— Begin —

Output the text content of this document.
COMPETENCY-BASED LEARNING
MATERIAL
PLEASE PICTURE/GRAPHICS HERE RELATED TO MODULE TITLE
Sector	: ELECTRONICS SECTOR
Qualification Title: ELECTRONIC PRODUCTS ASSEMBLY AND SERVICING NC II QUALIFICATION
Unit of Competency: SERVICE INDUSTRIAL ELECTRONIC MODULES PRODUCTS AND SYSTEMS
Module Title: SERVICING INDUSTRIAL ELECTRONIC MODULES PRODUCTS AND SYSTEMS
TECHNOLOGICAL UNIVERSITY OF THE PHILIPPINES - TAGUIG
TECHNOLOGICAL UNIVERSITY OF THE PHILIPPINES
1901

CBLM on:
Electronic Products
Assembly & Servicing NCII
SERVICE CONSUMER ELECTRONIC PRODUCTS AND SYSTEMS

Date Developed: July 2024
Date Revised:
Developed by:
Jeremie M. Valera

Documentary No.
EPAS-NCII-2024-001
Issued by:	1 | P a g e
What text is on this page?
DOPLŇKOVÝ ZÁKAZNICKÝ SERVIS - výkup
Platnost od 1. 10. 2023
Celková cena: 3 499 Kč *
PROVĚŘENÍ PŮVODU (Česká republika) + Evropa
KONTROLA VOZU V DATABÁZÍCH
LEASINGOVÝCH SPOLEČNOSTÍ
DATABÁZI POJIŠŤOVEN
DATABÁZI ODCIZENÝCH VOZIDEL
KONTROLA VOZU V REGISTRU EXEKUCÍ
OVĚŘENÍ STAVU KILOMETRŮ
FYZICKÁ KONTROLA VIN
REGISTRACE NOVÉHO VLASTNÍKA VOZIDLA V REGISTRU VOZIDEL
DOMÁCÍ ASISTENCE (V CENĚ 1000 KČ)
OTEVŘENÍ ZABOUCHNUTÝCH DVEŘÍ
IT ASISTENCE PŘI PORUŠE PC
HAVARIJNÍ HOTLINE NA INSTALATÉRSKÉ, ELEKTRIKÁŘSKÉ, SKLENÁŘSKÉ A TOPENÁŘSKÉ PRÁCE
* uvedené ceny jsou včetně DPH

— End —
— Begin —

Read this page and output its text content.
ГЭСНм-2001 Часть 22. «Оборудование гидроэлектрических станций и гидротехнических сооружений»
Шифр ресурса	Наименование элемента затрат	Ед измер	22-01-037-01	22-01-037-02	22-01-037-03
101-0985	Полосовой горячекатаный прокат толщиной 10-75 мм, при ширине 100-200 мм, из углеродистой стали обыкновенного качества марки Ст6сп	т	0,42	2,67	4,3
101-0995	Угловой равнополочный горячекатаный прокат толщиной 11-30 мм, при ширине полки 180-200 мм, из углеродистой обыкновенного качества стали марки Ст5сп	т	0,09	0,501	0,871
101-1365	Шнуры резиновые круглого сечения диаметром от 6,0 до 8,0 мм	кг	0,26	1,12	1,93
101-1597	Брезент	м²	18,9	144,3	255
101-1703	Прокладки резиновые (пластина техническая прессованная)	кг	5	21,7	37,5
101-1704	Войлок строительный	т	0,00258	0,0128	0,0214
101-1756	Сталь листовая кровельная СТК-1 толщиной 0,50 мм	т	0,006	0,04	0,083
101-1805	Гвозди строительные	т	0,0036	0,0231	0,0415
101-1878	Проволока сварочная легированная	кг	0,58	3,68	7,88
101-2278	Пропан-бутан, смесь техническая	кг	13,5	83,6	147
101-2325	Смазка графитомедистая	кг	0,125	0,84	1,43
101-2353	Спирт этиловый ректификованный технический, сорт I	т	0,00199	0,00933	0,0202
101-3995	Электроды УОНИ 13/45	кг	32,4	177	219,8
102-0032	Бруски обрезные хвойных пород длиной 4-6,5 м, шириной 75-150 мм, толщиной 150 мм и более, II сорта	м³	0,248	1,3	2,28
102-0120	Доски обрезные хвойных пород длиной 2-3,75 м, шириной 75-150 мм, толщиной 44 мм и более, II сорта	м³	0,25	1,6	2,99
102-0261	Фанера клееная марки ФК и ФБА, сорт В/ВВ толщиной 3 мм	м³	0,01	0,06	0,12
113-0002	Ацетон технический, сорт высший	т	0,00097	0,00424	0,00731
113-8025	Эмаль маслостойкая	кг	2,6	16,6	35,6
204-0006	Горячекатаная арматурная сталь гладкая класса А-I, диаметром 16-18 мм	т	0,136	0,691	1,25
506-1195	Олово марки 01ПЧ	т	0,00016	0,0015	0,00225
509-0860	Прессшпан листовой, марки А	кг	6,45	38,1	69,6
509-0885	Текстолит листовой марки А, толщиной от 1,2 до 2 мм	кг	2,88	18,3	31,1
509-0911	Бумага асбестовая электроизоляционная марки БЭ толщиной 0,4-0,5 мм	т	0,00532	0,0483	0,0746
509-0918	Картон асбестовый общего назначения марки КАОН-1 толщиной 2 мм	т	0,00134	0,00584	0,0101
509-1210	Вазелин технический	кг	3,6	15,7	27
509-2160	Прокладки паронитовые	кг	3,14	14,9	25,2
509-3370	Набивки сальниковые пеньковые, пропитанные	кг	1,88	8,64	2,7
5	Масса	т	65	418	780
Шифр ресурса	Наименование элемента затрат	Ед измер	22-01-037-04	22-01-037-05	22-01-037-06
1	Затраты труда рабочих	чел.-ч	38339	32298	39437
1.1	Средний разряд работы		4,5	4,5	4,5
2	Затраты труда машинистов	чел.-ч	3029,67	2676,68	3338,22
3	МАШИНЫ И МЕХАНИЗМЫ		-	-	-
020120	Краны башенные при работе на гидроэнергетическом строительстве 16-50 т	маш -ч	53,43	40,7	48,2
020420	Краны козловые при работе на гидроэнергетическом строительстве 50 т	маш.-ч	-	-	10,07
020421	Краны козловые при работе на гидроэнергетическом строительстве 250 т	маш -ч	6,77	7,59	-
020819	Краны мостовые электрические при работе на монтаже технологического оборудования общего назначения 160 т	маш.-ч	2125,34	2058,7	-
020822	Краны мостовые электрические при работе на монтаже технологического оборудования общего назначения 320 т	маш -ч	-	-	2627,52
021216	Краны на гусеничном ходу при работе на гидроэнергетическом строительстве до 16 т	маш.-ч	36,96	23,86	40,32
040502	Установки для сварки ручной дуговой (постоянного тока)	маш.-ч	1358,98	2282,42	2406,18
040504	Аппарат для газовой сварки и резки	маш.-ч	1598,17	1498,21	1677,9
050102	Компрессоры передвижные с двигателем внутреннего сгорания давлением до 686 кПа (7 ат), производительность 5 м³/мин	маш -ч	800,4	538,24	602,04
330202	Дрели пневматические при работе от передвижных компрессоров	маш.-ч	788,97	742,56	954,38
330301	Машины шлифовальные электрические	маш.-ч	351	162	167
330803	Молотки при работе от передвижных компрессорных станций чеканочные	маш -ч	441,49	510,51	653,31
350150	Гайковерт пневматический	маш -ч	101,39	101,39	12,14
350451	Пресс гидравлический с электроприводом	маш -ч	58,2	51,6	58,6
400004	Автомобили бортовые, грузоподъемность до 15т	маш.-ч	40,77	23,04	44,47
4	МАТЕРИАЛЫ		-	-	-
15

— End —

Copy every line from the records above that contains the word "ширине".

* _REPLY_
101-0985	Полосовой горячекатаный прокат толщиной 10-75 мм, при ширине 100-200 мм, из углеродистой стали обыкновенного качества марки Ст6сп	т	0,42	2,67	4,3
101-0995	Угловой равнополочный горячекатаный прокат толщиной 11-30 мм, при ширине полки 180-200 мм, из углеродистой обыкновенного качества стали марки Ст5сп	т	0,09	0,501	0,871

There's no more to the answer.